═════ Source ═════

And then I had a child and started cooking for her and then I started writing about food.  I mean at that point I knew -- it had been eight or ten years and I knew enough about food to write a little about it and then, no pun intended, they fed off of each other.

So I was writing about food and I was cooking and I had to cook in order to write better about food, so there's incentive to cook more which gave me more to write about.  There you have it.  I still have not ever had any formal training.

Question: What are some basic techniques that novice chefs can use?

Mark Bittman: Well, let's just distinguish between chefs and cooks because I think this is important.  A chef is a person -- I know the word is thrown around a lot but a chef is a person who runs the restaurant.  So, people who cook at home are cooks.  There's nothing wrong with that.  People who like to cook are cooks and I think that's a word that's been sadly denigrated and I think it’s a lovely word.  It's an important word.  So what are the most experienced -- what are the most important techniques for shall we say novice cooks?

Well, reading I think is probably very important technique because probably the best way to learn how to cook remains getting a couple of decent cook books and working your way through them and paying attention to what they're asking and learning a few of the terms and it's such an easy – it's so much easier than playing tennis, for example, that it's just a matter of starting to do it and then doing it over and over again until you kind of get it. 

So it has more – it's presented as a highly skilled occupation and indeed for real chefs or people running restaurants or people doing demonstrations on Food Television it's not that easy.  But for most of us it's not any harder than driving a car, it just needs a little practice.

Question:  What ten ingredients should everyone have in their kitchen?

Mark Bittman: Well, off the top of my head without looking at my pantry, garlic, olive oil, that's two.  It's sort of a hard question because do you want to count rice and pasta?  Do you want to count vinegar and lemons?  Do you want to count onions and eggs?  Maybe that gets you close to ten.  The thing is that there are – I'd there are probably 30, somewhere between 25 and 50, but say 30, ingredients that should be in pretty much every kitchen all the time.  Ten is not going to do it.  You can't do much with ten but if you have 30 you can start doing serious cooking and if you have those 30 and you stop at the store and pick up the piece of meat and fish and some vegetables, something fresh, you're completely in business.  You can cook half of what there is to cook in all of the world.

Question: What are common bad habits of at-home cooks?

Mark Bittman:  That's an interesting question.  People don’t use high enough heat and people don’t preheat their pans and their ovens and things like that enough.  If you really want to put a crust on something, the pan needs to be hot, the butter or oil needs to be hot.  I mean, these are things that trained people learn.  Home cooks are a little afraid -- tend to be a little afraid -- or beginning home cooks tend to be a little afraid of high heat.  So that's a mistake people make.

Having lousy knives is a mistake people make and it's not that they don’t have expensive knives, it's that they don’t have sharp knives.  On the other hand, spending too much money on cooking equipment is a mistake a lot of people make because you don’t need to spend a lot of money on cooking equipment.  What else can I think of?

Well, attitude.  Attitude is interesting because people tend to be intimidated by cooking and there's nothing to be intimidated about it.  As I said at the beginning, it's really pretty simple.  So the right attitude is the attitude of I'm going to get something done and it's going to be good.  It's not, "Oh, I'm afraid of this," but nor is it, "Oh, I'm going to be Bobby Flay and do something breathtaking."  It's just going to be I'm going to try – just like my grandma cooked for my mom I'm going to try to cook for my friends or my kids or whatever, which is normal food, the food you like.

═════

• **Task details**
Extend the cooking interview above, picking up after its last sentence. The material after this point is separate from the cooking interview.

═════ Record excerpts ═════

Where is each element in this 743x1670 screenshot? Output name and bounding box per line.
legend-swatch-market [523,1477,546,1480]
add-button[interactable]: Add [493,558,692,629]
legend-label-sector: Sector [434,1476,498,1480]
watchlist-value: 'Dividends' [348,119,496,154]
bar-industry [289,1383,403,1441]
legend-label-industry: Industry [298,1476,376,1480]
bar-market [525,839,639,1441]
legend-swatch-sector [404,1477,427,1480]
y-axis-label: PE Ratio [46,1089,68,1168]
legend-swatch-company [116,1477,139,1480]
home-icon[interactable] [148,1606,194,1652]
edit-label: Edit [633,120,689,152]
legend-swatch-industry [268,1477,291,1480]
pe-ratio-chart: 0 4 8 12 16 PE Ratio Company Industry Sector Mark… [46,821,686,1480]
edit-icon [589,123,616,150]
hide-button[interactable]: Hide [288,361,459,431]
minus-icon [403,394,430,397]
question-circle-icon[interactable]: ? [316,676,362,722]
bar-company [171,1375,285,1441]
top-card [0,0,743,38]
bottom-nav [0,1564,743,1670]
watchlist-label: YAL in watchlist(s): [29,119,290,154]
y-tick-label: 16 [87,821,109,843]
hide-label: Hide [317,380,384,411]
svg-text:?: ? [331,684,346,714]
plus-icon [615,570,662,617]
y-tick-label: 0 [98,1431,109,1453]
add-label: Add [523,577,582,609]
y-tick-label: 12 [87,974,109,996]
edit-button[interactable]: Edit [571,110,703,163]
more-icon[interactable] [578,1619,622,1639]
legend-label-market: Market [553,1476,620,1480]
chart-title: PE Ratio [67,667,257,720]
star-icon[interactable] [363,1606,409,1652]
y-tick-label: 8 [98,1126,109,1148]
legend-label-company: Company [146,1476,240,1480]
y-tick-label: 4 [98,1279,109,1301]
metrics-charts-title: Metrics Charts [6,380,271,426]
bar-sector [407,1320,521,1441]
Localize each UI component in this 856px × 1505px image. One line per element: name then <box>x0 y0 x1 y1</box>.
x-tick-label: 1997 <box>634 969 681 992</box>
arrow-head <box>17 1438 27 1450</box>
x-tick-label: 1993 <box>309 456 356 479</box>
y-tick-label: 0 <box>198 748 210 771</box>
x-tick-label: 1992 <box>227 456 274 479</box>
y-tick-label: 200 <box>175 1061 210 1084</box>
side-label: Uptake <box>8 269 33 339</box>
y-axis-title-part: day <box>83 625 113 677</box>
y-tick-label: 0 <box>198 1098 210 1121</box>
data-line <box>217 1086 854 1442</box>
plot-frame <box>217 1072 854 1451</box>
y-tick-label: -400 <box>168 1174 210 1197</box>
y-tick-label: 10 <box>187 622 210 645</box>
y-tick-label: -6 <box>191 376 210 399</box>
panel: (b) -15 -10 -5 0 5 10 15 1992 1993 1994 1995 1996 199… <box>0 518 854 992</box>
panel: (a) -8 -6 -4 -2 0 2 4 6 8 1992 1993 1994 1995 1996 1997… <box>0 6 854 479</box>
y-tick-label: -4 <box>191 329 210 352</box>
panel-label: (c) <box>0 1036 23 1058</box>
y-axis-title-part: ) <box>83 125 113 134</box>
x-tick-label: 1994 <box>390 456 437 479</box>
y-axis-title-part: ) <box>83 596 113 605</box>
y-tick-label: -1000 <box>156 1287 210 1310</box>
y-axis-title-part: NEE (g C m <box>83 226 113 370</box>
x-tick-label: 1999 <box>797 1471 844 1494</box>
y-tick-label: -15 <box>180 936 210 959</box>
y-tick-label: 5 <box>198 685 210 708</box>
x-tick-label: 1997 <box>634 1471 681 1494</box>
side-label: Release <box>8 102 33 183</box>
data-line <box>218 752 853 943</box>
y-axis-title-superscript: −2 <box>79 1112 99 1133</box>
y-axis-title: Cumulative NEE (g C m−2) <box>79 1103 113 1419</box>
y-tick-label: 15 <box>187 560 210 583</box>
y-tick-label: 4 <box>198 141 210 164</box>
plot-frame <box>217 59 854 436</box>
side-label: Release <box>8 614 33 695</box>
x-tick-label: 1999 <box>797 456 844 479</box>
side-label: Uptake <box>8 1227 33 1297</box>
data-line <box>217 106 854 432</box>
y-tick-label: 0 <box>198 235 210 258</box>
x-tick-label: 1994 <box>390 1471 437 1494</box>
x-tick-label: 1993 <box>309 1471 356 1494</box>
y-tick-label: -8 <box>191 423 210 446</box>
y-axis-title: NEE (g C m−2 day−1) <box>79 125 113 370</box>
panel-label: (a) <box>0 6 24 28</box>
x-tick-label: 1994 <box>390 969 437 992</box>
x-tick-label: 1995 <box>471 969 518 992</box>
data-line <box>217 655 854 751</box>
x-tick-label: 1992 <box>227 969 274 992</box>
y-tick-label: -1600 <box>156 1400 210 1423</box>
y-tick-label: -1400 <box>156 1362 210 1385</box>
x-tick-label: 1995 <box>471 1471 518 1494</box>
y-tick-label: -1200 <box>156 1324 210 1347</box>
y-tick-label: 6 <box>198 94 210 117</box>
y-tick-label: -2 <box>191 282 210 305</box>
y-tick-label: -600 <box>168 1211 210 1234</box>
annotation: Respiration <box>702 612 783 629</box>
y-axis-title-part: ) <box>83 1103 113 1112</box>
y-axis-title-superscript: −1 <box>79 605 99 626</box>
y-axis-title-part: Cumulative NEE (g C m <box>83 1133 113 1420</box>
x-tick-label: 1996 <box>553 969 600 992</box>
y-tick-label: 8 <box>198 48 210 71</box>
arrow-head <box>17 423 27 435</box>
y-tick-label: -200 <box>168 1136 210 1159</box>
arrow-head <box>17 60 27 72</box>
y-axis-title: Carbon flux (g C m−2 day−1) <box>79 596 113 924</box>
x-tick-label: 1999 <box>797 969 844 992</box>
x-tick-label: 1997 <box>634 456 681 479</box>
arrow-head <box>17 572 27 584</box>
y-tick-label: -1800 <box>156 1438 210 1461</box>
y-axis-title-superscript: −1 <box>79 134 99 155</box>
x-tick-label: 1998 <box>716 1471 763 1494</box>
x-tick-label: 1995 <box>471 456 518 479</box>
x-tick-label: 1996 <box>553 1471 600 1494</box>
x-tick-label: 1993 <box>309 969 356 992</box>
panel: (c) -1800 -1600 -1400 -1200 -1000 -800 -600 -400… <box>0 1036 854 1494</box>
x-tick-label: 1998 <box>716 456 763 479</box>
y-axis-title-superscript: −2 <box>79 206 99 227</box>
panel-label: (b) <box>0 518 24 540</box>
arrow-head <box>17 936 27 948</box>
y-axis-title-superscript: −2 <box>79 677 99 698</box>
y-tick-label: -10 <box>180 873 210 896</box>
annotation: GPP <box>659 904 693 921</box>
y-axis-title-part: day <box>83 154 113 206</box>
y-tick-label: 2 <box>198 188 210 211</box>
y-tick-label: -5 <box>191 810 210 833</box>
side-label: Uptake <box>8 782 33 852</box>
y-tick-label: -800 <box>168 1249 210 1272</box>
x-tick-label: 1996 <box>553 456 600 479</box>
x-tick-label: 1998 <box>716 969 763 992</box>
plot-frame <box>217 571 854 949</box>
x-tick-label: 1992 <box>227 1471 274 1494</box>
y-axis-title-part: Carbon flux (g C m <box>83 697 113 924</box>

═════

• **Result of the exercise**
Question: What ingredients and spices are unappreciated?

Mark Bittman:  Well, spices in general go under appreciated by American cooks.  I mean, the spices that most Americans used in cooking tend to be the sort of you might call them warm spices or sweet spices like the kind of stuff you put in Apple Pie: cinnamon, all spice, nutmeg, cloves, ginger a little bit.  Chilies are certainly becoming more and more popular and that's great. 

Mild chili powder is a wonderful ingredient that's still not fully appreciated. Pimenton, which is mild smoked paprika, which is a form of chili, so mild smoked chili powder is Spanish ingredient, really fabulous.  All the Indian spices or Asian spices, however you want to call them, tend to be under-appreciated and these are really simple things to use.  I think part of the problem is when you add four or five spices to a recipe, it makes the recipe look long.  It makes the ingredient list look long and no one wants to see a long ingredient list.

So, when writing recipes one has to be careful but, you know, spices are really -- if you replace them every now and then so that they're fairly fresh, they're there, they're easy to use, it's not a big deal and they make a huge difference.

Question: What do you do when friends are coming over and you haven't got anything prepared?

Mark Bittman: I often don’t figure out what I am cooking until an hour before people come over but I make sure there's food in the house and I think that's important.  It seems so obvious when you say it but so many people don’t do it.  

If you have a lot of food in the house cooking is much easier because now you have so many options plus there's pressure on you to cook because you don’t a want the stuff to go bad.  So what I cook for people pretty much depends on what I have.  I try to always have, you know, something.  

Question: Tell us about one of your dinner parties.

Mark Bittman: I had made a deal with a friend who was an architect and he designed an office for me and the deal was that I was going to cook dinner for him and his wife and two of his friends and my wife. 

So there was going to be six of us.  And we set a date, I guess; he says we set a date.  And that morning -- that afternoon actually, about two o'clock he called and said what time do you want us to go over?  I had completely forgotten about it.  So I went shopping and I made -- I ran out to the store, I came back, I made – this is a long time ago -- but I made roast chicken with vinegar, was sort of classic French recipe, some kind of potatoes, a salad, and I don’t know if I made or bought a bread and I made chocolate mousse for dessert and I did that in about two hours, which, for me, is a lot of time in the kitchen for me; I don’t spend two hours in the kitchen that often.

The great thing was the food was not that great. The food was fine.  The great thing was, a.) I got away with it and, b.) they thought it was fantastic and it was then that I realized that if you cook for people in your home they, a.) they're looking forward to it, b.) they're going to cut you so much slack.  They're going to give you every benefit of the doubt.  They're going to be grateful and, therefore, the food is going to taste better than it would if you were in a restaurant where the server was annoying you and you knew you were going to spend a lot of money and, you know, you had to travel to get there and blah, blah, blah. 

So I think it was really – and that was probably 12 or 15 years ago.  So it was about halfway into my -- I've been cooking for 40 years, so it was two-thirds of the way into my life as a cook when I realized that you can do pretty much anything in your home if you take it seriously and do it as well as you could do it and your friends and family are really going to appreciate it.

Question: What defines a Mark Bittman meal?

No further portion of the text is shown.